(Dataset records)

------------------------------------------------

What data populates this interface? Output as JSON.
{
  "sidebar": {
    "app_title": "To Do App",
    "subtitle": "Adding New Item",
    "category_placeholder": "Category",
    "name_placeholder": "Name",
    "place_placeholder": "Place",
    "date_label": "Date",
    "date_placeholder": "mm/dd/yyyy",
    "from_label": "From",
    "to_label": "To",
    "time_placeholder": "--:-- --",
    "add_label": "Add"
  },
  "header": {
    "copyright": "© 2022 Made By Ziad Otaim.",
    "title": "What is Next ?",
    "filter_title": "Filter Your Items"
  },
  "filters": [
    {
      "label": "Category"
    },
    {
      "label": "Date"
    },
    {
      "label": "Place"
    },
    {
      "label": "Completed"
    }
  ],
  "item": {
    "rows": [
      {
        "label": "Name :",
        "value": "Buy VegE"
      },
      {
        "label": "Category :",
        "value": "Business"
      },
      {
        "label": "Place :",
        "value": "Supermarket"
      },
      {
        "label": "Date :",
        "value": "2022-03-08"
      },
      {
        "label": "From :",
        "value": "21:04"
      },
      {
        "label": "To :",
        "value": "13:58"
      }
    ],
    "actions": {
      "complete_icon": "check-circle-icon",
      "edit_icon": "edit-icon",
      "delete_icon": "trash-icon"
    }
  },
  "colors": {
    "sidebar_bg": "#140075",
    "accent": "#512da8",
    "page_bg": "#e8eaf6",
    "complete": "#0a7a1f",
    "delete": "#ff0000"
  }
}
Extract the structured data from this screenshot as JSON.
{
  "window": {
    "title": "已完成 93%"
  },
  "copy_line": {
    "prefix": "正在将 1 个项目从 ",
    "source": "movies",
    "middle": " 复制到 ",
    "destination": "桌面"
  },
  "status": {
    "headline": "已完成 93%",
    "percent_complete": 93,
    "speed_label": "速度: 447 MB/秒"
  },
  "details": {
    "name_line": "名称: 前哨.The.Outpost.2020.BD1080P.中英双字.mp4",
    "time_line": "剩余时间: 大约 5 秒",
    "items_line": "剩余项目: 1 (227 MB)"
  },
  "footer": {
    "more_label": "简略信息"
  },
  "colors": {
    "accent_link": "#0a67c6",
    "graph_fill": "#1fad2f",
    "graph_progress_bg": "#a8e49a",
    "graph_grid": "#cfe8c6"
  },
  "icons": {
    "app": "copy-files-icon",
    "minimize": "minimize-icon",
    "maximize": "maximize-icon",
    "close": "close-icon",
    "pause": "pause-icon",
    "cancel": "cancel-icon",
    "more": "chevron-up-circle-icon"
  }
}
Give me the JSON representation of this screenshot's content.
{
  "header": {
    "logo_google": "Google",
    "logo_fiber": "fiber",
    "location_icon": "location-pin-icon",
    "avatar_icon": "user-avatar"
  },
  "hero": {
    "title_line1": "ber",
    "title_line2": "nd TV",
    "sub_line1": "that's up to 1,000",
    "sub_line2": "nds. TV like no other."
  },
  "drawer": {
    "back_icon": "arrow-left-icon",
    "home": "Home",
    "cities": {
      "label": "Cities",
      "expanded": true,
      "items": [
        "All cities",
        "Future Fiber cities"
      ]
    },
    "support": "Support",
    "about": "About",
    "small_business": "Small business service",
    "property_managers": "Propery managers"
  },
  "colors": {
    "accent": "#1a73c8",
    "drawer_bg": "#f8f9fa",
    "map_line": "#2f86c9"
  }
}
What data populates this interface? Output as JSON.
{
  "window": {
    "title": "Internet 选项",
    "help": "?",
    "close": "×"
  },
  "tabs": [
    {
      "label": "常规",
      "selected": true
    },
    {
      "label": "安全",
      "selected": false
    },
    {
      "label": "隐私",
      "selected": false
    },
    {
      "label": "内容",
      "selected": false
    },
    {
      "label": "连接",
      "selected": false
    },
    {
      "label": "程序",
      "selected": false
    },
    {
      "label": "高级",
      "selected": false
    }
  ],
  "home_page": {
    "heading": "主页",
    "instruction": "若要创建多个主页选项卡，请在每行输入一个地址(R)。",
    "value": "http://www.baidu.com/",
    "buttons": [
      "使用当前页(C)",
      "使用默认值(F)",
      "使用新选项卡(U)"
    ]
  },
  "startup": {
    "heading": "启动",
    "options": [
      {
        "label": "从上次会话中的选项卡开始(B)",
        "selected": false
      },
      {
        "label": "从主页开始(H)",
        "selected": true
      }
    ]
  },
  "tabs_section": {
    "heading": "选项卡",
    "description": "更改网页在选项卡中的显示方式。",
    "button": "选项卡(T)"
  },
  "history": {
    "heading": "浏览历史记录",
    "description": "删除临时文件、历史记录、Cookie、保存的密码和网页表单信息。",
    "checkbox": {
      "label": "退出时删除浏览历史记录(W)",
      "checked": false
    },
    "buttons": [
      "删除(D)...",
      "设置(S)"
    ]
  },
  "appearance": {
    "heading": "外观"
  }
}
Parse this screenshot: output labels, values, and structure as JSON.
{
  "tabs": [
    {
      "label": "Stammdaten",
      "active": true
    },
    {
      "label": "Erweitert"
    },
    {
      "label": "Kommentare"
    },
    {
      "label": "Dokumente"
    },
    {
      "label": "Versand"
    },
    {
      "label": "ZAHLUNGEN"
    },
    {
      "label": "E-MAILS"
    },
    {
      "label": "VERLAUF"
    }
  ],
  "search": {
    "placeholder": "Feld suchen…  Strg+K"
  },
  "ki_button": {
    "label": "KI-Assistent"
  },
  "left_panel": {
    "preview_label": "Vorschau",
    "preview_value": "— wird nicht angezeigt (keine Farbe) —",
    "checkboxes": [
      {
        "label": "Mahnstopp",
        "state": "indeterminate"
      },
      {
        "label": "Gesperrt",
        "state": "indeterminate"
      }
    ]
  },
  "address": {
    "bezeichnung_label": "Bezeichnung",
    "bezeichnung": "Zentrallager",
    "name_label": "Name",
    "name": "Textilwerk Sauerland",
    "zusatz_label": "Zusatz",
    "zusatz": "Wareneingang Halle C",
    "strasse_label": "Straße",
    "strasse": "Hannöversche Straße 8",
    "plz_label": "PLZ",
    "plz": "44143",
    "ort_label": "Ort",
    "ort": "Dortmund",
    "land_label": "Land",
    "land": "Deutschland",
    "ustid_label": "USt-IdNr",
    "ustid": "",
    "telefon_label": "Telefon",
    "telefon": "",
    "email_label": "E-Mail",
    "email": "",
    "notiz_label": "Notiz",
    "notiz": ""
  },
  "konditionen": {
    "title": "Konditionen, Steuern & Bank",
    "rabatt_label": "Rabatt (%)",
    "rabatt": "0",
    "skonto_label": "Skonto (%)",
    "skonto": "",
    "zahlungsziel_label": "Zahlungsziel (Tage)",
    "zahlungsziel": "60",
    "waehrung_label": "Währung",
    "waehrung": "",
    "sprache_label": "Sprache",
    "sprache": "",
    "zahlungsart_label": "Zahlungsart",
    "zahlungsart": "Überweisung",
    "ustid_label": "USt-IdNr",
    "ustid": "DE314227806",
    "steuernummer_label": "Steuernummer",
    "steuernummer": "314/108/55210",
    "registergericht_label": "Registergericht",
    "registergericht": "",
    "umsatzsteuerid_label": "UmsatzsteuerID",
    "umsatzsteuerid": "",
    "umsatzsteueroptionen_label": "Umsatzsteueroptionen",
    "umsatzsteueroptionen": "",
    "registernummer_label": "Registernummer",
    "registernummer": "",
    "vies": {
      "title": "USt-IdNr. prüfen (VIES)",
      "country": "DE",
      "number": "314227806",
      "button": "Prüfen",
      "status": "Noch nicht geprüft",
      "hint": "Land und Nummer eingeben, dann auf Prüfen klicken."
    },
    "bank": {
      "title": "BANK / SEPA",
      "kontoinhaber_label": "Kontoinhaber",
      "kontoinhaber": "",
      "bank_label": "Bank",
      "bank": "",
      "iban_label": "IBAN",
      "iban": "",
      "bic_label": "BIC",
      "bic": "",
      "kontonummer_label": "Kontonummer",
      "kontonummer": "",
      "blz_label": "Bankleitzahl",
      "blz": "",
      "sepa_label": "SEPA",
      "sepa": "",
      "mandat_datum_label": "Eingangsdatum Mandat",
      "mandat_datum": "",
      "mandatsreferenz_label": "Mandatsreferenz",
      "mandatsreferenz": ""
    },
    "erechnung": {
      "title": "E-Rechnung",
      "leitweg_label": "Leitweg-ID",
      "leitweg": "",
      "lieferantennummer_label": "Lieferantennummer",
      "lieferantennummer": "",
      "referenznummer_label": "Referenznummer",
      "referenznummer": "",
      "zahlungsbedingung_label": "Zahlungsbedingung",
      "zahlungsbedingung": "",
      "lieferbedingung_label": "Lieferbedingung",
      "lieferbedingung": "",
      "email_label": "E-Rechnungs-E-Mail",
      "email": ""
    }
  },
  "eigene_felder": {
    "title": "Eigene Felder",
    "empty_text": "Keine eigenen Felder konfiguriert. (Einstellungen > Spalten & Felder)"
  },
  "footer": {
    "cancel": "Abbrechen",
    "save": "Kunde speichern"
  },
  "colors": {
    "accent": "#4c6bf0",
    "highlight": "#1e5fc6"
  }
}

------------------------------------------------

**What is expected**. Search the entries for the word "description", then gather every line that has it.

**Task answer**.
    "description": "更改网页在选项卡中的显示方式。",
    "description": "删除临时文件、历史记录、Cookie、保存的密码和网页表单信息。",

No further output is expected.